To be done - Reproduce the lines of the material exactly, excluding every image.

[Collected data]
■ ■ ■
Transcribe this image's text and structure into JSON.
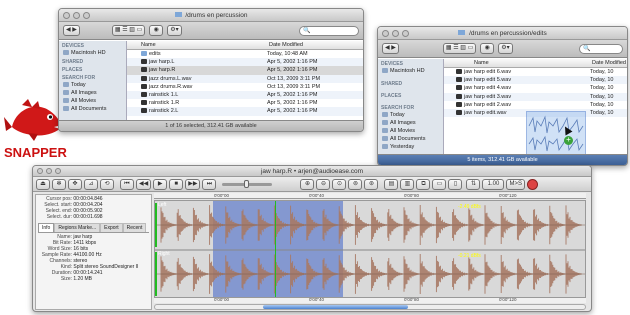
{
  "logo": {
    "text": "SNAPPER"
  },
  "finder_left": {
    "path": "/drums en percussion",
    "sidebar": [
      {
        "header": "DEVICES",
        "items": [
          "Macintosh HD"
        ]
      },
      {
        "header": "SHARED",
        "items": []
      },
      {
        "header": "PLACES",
        "items": []
      },
      {
        "header": "SEARCH FOR",
        "items": [
          "Today",
          "All Images",
          "All Movies",
          "All Documents"
        ]
      }
    ],
    "columns": [
      "Name",
      "Date Modified"
    ],
    "rows": [
      {
        "name": "edits",
        "date": "Today, 10:48 AM",
        "kind": "folder"
      },
      {
        "name": "jaw harp.L",
        "date": "Apr 5, 2002 1:16 PM",
        "kind": "file"
      },
      {
        "name": "jaw harp.R",
        "date": "Apr 5, 2002 1:16 PM",
        "kind": "file"
      },
      {
        "name": "jazz drums.L.wav",
        "date": "Oct 13, 2009 3:11 PM",
        "kind": "file"
      },
      {
        "name": "jazz drums.R.wav",
        "date": "Oct 13, 2009 3:11 PM",
        "kind": "file"
      },
      {
        "name": "rainstick 1.L",
        "date": "Apr 5, 2002 1:16 PM",
        "kind": "file"
      },
      {
        "name": "rainstick 1.R",
        "date": "Apr 5, 2002 1:16 PM",
        "kind": "file"
      },
      {
        "name": "rainstick 2.L",
        "date": "Apr 5, 2002 1:16 PM",
        "kind": "file"
      }
    ],
    "status": "1 of 16 selected, 312.41 GB available"
  },
  "finder_right": {
    "path": "/drums en percussion/edits",
    "sidebar": [
      {
        "header": "DEVICES",
        "items": [
          "Macintosh HD"
        ]
      },
      {
        "header": "SHARED",
        "items": []
      },
      {
        "header": "PLACES",
        "items": []
      },
      {
        "header": "SEARCH FOR",
        "items": [
          "Today",
          "All Images",
          "All Movies",
          "All Documents",
          "Yesterday"
        ]
      }
    ],
    "columns": [
      "Name",
      "Date Modified"
    ],
    "rows": [
      {
        "name": "jaw harp edit 6.wav",
        "date": "Today, 10"
      },
      {
        "name": "jaw harp edit 5.wav",
        "date": "Today, 10"
      },
      {
        "name": "jaw harp edit 4.wav",
        "date": "Today, 10"
      },
      {
        "name": "jaw harp edit 3.wav",
        "date": "Today, 10"
      },
      {
        "name": "jaw harp edit 2.wav",
        "date": "Today, 10"
      },
      {
        "name": "jaw harp edit.wav",
        "date": "Today, 10"
      }
    ],
    "status": "5 items, 312.41 GB available"
  },
  "snapper": {
    "title": "jaw harp.R • arjen@audioease.com",
    "zoom_value": "1.00",
    "ms_label": "M>S",
    "info_fields": [
      {
        "label": "Cursor pos:",
        "value": "00:00:04.846"
      },
      {
        "label": "Select. start:",
        "value": "00:00:04.204"
      },
      {
        "label": "Select. end:",
        "value": "00:00:05.902"
      },
      {
        "label": "Select. dur:",
        "value": "00:00:01.698"
      }
    ],
    "tabs": [
      "Info",
      "Regions Marke...",
      "Export",
      "Recent"
    ],
    "meta": [
      {
        "label": "Name:",
        "value": "jaw harp"
      },
      {
        "label": "Bit Rate:",
        "value": "1411 kbps"
      },
      {
        "label": "Word Size:",
        "value": "16 bits"
      },
      {
        "label": "Sample Rate:",
        "value": "44100.00 Hz"
      },
      {
        "label": "Channels:",
        "value": "stereo"
      },
      {
        "label": "Kind:",
        "value": "Split stereo SoundDesigner II"
      },
      {
        "label": "Duration:",
        "value": "00:00:14.241"
      },
      {
        "label": "Size:",
        "value": "1.20 MB"
      }
    ],
    "timeline_top": [
      "0'00\"00",
      "0'00\"40",
      "0'00\"80",
      "0'00\"120"
    ],
    "timeline_bottom": [
      "0'00\"00",
      "0'00\"40",
      "0'00\"80",
      "0'00\"120"
    ],
    "channel_left": "Left",
    "channel_right": "Right",
    "peak_left": "-2.49 dBfs",
    "peak_right": "-0.21 dBfs",
    "colors": {
      "waveform": "#a87a66",
      "selection": "#3e63c9",
      "wave_bg": "#d9d9d9",
      "playhead": "#22bb22"
    }
  }
}
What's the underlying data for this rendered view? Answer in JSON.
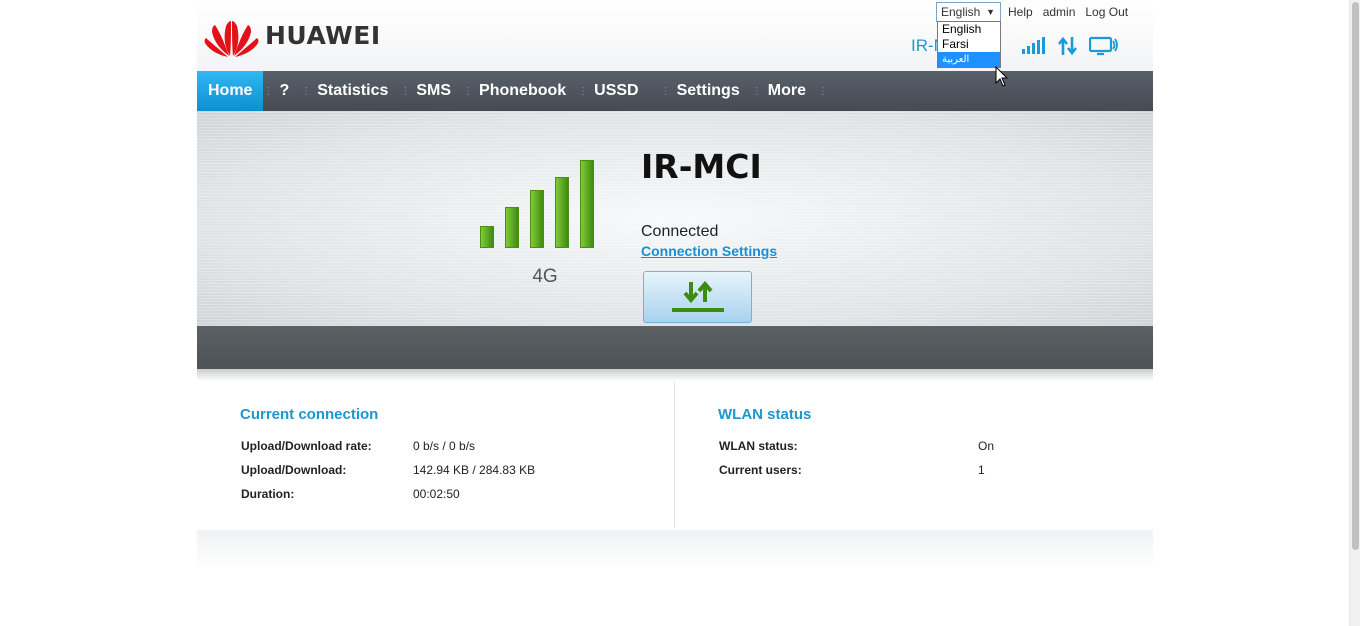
■ ■ ■
Final result -
Transcribe this image's text and structure into JSON.
{
  "logo": {
    "text": "SNAPPER"
  },
  "finder_left": {
    "path": "/drums en percussion",
    "sidebar": [
      {
        "header": "DEVICES",
        "items": [
          "Macintosh HD"
        ]
      },
      {
        "header": "SHARED",
        "items": []
      },
      {
        "header": "PLACES",
        "items": []
      },
      {
        "header": "SEARCH FOR",
        "items": [
          "Today",
          "All Images",
          "All Movies",
          "All Documents"
        ]
      }
    ],
    "columns": [
      "Name",
      "Date Modified"
    ],
    "rows": [
      {
        "name": "edits",
        "date": "Today, 10:48 AM",
        "kind": "folder"
      },
      {
        "name": "jaw harp.L",
        "date": "Apr 5, 2002 1:16 PM",
        "kind": "file"
      },
      {
        "name": "jaw harp.R",
        "date": "Apr 5, 2002 1:16 PM",
        "kind": "file"
      },
      {
        "name": "jazz drums.L.wav",
        "date": "Oct 13, 2009 3:11 PM",
        "kind": "file"
      },
      {
        "name": "jazz drums.R.wav",
        "date": "Oct 13, 2009 3:11 PM",
        "kind": "file"
      },
      {
        "name": "rainstick 1.L",
        "date": "Apr 5, 2002 1:16 PM",
        "kind": "file"
      },
      {
        "name": "rainstick 1.R",
        "date": "Apr 5, 2002 1:16 PM",
        "kind": "file"
      },
      {
        "name": "rainstick 2.L",
        "date": "Apr 5, 2002 1:16 PM",
        "kind": "file"
      }
    ],
    "status": "1 of 16 selected, 312.41 GB available"
  },
  "finder_right": {
    "path": "/drums en percussion/edits",
    "sidebar": [
      {
        "header": "DEVICES",
        "items": [
          "Macintosh HD"
        ]
      },
      {
        "header": "SHARED",
        "items": []
      },
      {
        "header": "PLACES",
        "items": []
      },
      {
        "header": "SEARCH FOR",
        "items": [
          "Today",
          "All Images",
          "All Movies",
          "All Documents",
          "Yesterday"
        ]
      }
    ],
    "columns": [
      "Name",
      "Date Modified"
    ],
    "rows": [
      {
        "name": "jaw harp edit 6.wav",
        "date": "Today, 10"
      },
      {
        "name": "jaw harp edit 5.wav",
        "date": "Today, 10"
      },
      {
        "name": "jaw harp edit 4.wav",
        "date": "Today, 10"
      },
      {
        "name": "jaw harp edit 3.wav",
        "date": "Today, 10"
      },
      {
        "name": "jaw harp edit 2.wav",
        "date": "Today, 10"
      },
      {
        "name": "jaw harp edit.wav",
        "date": "Today, 10"
      }
    ],
    "status": "5 items, 312.41 GB available"
  },
  "snapper": {
    "title": "jaw harp.R • arjen@audioease.com",
    "zoom_value": "1.00",
    "ms_label": "M>S",
    "info_fields": [
      {
        "label": "Cursor pos:",
        "value": "00:00:04.846"
      },
      {
        "label": "Select. start:",
        "value": "00:00:04.204"
      },
      {
        "label": "Select. end:",
        "value": "00:00:05.902"
      },
      {
        "label": "Select. dur:",
        "value": "00:00:01.698"
      }
    ],
    "tabs": [
      "Info",
      "Regions Marke...",
      "Export",
      "Recent"
    ],
    "meta": [
      {
        "label": "Name:",
        "value": "jaw harp"
      },
      {
        "label": "Bit Rate:",
        "value": "1411 kbps"
      },
      {
        "label": "Word Size:",
        "value": "16 bits"
      },
      {
        "label": "Sample Rate:",
        "value": "44100.00 Hz"
      },
      {
        "label": "Channels:",
        "value": "stereo"
      },
      {
        "label": "Kind:",
        "value": "Split stereo SoundDesigner II"
      },
      {
        "label": "Duration:",
        "value": "00:00:14.241"
      },
      {
        "label": "Size:",
        "value": "1.20 MB"
      }
    ],
    "timeline_top": [
      "0'00\"00",
      "0'00\"40",
      "0'00\"80",
      "0'00\"120"
    ],
    "timeline_bottom": [
      "0'00\"00",
      "0'00\"40",
      "0'00\"80",
      "0'00\"120"
    ],
    "channel_left": "Left",
    "channel_right": "Right",
    "peak_left": "-2.49 dBfs",
    "peak_right": "-0.21 dBfs",
    "colors": {
      "waveform": "#a87a66",
      "selection": "#3e63c9",
      "wave_bg": "#d9d9d9",
      "playhead": "#22bb22"
    }
  }
}
What's the underlying data for this rendered view? Answer in JSON.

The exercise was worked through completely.